Records
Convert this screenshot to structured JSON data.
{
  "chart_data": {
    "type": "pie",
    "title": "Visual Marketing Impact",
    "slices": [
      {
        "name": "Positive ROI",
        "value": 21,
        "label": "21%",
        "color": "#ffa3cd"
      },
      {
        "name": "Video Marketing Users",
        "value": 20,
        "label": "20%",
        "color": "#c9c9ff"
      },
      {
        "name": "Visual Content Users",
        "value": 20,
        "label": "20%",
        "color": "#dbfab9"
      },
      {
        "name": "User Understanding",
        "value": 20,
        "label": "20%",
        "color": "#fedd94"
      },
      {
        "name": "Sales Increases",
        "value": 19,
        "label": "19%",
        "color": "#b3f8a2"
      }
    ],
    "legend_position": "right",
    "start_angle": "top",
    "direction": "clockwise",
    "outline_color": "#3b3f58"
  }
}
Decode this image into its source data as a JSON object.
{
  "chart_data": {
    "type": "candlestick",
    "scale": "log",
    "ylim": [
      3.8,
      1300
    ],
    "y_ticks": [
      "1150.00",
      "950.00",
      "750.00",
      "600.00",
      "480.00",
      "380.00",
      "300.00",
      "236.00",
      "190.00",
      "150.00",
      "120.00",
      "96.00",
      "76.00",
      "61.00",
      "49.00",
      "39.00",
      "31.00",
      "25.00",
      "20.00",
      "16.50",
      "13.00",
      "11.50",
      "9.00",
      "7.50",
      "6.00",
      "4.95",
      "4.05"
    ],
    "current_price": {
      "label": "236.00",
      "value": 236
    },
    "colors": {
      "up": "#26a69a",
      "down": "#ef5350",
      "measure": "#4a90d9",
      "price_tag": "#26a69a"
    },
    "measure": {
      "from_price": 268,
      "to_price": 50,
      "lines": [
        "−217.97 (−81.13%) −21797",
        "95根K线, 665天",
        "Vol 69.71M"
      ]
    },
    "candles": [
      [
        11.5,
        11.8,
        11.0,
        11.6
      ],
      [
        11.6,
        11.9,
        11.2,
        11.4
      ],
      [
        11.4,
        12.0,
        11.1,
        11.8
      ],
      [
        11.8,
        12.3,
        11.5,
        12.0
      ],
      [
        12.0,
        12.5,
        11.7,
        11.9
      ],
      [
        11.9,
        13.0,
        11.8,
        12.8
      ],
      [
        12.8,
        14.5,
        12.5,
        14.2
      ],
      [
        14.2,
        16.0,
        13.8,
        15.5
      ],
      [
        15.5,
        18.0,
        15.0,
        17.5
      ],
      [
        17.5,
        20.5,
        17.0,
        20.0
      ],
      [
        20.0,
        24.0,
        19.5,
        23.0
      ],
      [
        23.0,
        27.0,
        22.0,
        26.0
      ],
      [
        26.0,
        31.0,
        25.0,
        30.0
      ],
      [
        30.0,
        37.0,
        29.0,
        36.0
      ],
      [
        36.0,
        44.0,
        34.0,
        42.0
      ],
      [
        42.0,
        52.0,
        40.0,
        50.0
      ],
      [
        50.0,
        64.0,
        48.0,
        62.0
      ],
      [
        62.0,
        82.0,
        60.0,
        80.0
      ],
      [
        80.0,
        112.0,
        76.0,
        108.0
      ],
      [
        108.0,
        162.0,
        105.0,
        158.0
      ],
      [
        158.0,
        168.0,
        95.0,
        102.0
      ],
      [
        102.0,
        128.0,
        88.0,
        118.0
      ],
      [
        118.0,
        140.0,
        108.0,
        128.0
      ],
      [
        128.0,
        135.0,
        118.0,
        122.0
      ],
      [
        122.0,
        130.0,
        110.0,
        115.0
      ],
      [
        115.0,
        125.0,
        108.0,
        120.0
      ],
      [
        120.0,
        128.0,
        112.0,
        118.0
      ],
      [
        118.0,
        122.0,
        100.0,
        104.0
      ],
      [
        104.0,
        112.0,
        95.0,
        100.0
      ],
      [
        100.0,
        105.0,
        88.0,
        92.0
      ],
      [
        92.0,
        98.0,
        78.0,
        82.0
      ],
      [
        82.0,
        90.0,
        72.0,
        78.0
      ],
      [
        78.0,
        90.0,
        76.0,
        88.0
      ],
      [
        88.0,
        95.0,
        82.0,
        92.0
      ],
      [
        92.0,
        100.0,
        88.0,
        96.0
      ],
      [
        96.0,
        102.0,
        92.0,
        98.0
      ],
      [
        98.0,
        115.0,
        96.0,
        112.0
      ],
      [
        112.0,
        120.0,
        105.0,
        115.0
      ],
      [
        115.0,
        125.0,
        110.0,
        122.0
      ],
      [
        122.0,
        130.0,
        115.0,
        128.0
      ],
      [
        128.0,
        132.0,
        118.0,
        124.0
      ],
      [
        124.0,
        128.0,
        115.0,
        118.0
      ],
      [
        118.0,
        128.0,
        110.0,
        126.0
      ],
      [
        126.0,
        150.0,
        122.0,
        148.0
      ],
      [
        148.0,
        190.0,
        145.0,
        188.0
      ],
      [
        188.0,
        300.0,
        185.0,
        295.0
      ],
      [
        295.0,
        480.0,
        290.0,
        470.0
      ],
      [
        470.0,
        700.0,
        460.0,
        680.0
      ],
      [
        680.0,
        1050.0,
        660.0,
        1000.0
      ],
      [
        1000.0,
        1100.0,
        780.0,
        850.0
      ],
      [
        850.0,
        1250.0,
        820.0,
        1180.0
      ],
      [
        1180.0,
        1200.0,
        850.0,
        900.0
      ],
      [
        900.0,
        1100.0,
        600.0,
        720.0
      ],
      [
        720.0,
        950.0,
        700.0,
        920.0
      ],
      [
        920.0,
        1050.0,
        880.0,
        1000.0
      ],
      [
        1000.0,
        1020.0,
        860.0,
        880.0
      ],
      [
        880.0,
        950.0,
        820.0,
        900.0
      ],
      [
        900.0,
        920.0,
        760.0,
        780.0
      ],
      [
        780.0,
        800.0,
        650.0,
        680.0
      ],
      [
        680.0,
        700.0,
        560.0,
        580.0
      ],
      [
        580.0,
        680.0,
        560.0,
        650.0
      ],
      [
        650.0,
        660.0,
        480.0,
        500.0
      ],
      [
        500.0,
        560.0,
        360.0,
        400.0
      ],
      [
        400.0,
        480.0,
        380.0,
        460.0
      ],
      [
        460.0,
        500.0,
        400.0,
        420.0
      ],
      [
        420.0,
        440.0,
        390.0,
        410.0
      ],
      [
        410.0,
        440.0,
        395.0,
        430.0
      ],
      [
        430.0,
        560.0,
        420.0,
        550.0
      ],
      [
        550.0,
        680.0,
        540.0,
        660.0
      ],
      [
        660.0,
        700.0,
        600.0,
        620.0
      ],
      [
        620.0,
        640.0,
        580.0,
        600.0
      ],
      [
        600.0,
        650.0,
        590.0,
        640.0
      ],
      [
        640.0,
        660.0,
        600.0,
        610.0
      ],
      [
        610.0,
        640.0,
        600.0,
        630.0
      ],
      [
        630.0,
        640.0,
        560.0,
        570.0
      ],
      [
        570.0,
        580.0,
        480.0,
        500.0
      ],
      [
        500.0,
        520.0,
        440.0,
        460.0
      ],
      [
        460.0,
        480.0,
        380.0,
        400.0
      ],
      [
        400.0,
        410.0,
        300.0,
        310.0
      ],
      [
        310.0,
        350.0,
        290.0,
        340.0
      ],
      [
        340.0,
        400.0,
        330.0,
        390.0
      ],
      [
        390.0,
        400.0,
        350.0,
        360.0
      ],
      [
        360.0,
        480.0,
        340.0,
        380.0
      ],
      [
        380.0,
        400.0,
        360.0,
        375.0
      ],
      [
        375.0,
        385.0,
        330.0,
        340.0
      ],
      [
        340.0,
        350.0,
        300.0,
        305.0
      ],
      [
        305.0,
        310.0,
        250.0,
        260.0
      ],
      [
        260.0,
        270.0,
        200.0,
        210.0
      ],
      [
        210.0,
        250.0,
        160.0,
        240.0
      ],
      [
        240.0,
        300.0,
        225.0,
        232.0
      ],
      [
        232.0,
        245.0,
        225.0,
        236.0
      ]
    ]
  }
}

WORK REQUIRED:
Give only the number of lines in the data that include the string "Marketing".

TASK OUTPUT:
2